▶ _STATED PROBLEM_
Below are some records. Count the lines with "Goiás" in them and give nothing but the total.

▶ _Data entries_
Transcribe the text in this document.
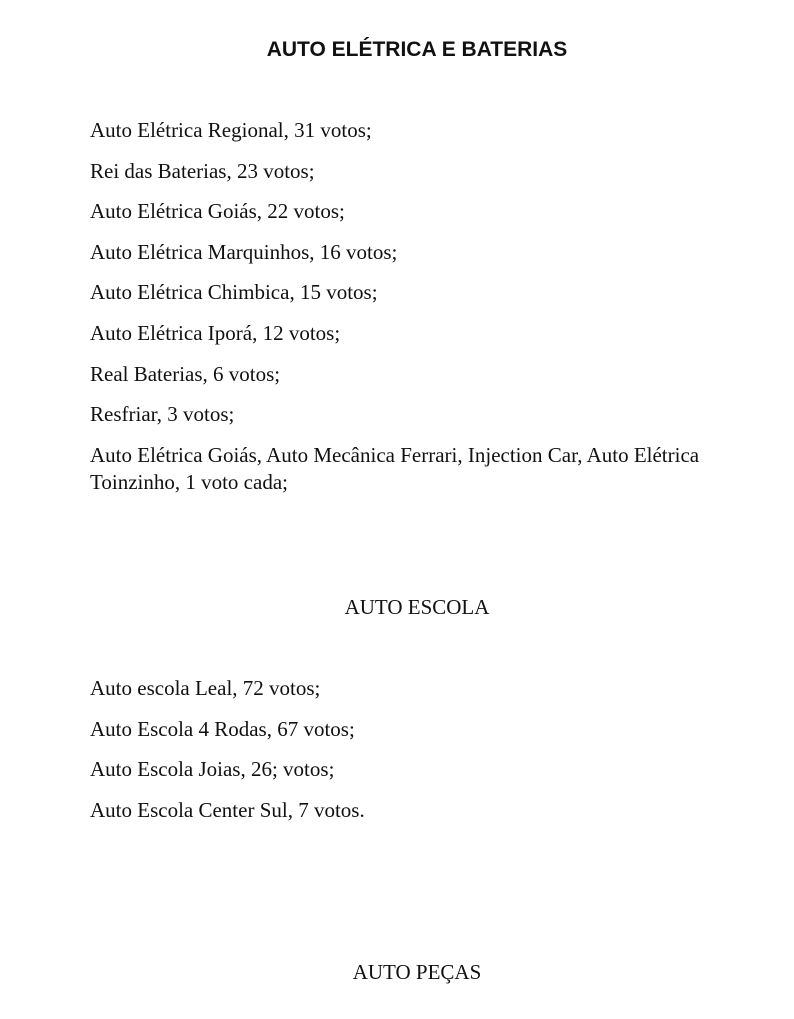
AUTO ELÉTRICA E BATERIAS
Auto Elétrica Regional, 31 votos;
Rei das Baterias, 23 votos;
Auto Elétrica Goiás, 22 votos;
Auto Elétrica Marquinhos, 16 votos;
Auto Elétrica Chimbica, 15 votos;
Auto Elétrica Iporá, 12 votos;
Real Baterias, 6 votos;
Resfriar, 3 votos;
Auto Elétrica Goiás, Auto Mecânica Ferrari, Injection Car, Auto Elétrica Toinzinho, 1 voto cada;
AUTO ESCOLA
Auto escola Leal, 72 votos;
Auto Escola 4 Rodas, 67 votos;
Auto Escola Joias, 26; votos;
Auto Escola Center Sul, 7 votos.
AUTO PEÇAS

▶ _EXERCISE ANSWER_
2